[Collected data entries]
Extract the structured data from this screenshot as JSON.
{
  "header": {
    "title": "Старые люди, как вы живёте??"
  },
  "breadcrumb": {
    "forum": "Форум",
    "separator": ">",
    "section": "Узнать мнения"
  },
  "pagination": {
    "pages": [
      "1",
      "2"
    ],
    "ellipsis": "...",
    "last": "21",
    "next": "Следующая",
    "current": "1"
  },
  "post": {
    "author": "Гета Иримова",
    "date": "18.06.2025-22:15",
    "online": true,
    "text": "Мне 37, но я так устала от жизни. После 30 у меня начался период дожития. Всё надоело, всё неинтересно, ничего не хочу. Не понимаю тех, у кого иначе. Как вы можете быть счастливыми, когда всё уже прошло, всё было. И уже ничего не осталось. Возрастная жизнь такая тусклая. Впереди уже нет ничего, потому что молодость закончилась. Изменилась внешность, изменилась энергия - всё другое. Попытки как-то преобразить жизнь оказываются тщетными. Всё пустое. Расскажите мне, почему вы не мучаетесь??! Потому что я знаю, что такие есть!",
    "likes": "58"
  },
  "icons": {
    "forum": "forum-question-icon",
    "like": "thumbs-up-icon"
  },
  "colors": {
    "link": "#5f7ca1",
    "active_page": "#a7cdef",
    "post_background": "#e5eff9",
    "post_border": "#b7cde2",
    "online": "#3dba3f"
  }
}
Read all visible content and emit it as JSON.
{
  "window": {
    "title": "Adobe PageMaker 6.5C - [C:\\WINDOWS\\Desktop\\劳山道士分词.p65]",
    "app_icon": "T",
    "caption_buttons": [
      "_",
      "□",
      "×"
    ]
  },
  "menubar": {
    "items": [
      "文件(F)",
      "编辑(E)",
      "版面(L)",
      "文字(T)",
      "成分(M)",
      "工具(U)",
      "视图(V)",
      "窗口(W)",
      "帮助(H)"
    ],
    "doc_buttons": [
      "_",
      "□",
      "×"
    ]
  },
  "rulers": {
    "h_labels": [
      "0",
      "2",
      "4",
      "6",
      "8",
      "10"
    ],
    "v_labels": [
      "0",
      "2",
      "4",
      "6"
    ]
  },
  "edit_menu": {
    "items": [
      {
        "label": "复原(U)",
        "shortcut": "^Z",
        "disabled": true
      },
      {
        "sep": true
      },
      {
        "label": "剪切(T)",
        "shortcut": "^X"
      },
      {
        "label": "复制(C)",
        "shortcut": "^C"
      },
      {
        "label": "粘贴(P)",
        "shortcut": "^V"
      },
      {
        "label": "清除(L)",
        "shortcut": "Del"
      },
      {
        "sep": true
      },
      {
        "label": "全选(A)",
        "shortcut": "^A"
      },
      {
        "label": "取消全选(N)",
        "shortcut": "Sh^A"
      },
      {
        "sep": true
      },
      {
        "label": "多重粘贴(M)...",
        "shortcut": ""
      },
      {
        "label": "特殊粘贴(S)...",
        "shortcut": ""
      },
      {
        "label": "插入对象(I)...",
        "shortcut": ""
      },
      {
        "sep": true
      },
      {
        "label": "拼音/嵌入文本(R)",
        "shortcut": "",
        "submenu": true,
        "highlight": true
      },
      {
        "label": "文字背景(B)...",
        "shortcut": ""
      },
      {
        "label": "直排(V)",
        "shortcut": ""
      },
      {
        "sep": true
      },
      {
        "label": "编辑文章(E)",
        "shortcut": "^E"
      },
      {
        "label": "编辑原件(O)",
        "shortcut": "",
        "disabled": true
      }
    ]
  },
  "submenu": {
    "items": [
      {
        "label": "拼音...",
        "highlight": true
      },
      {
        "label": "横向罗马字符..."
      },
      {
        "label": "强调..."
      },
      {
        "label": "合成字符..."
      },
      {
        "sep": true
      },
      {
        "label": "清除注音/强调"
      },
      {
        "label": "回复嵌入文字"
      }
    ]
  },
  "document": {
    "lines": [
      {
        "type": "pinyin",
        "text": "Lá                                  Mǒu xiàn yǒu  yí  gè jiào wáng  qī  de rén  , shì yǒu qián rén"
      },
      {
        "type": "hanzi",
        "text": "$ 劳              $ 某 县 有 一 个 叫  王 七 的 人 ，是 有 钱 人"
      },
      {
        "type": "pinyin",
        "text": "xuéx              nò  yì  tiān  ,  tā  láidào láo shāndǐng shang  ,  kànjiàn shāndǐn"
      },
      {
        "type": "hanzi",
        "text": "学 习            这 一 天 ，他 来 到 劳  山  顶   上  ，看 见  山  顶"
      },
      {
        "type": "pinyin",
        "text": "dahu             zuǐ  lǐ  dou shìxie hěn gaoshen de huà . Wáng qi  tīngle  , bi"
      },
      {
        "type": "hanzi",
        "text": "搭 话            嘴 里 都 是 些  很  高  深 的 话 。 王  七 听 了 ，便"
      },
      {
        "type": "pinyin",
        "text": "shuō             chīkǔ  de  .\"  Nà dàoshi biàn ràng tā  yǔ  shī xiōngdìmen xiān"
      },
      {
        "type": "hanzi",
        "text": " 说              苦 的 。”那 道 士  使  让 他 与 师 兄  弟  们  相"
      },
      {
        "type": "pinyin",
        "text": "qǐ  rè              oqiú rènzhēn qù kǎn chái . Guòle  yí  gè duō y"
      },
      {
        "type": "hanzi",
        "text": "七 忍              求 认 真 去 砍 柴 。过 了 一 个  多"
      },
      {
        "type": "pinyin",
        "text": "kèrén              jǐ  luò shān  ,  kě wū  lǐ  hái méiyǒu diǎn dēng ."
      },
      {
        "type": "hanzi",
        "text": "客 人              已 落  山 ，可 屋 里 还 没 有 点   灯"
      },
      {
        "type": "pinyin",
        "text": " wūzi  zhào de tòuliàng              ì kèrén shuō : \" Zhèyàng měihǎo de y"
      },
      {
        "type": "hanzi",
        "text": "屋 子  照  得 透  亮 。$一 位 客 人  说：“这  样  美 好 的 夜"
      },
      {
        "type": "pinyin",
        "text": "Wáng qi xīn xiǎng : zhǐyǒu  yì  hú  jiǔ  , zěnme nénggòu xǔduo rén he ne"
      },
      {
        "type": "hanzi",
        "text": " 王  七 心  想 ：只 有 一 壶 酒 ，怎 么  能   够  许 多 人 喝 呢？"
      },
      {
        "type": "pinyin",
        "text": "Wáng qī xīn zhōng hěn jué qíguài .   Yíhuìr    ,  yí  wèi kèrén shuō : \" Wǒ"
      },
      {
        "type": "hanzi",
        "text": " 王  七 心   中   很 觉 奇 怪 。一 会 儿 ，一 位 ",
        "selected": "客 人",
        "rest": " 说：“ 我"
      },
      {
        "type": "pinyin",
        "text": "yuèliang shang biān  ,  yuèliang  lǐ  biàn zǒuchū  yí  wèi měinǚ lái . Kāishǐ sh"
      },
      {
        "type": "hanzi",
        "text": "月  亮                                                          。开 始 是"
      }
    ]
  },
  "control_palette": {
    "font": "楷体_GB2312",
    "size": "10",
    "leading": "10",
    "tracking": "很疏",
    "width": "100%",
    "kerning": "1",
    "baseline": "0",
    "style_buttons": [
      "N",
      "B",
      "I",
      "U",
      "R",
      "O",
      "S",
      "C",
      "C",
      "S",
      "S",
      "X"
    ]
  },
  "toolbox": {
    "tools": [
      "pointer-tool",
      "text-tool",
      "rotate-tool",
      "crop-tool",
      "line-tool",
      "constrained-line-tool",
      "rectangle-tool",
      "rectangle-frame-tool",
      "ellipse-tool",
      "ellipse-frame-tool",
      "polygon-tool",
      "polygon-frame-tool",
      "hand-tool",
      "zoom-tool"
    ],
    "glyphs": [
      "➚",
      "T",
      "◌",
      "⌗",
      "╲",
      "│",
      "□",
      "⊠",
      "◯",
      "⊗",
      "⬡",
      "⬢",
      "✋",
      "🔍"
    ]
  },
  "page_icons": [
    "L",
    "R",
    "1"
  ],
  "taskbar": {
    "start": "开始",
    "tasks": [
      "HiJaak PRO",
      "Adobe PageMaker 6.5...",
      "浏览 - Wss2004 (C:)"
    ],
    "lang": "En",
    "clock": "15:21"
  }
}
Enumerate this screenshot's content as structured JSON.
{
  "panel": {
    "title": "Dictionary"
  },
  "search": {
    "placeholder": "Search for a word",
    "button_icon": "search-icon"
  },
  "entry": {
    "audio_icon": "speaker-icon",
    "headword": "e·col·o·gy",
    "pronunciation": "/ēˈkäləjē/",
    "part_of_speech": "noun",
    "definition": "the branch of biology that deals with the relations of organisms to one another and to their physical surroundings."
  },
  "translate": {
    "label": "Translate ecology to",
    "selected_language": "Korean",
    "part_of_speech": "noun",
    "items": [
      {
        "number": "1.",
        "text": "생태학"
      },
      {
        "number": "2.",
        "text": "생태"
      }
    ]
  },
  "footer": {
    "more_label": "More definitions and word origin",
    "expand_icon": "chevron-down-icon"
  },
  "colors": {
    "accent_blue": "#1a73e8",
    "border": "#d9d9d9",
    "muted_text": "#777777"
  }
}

§ TASK DETAILS
Copy, from the material, each line that holds the string "title".

§ TASK RESPONSE
    "title": "Старые люди, как вы живёте??"
    "title": "Adobe PageMaker 6.5C - [C:\\WINDOWS\\Desktop\\劳山道士分词.p65]",
    "title": "Dictionary"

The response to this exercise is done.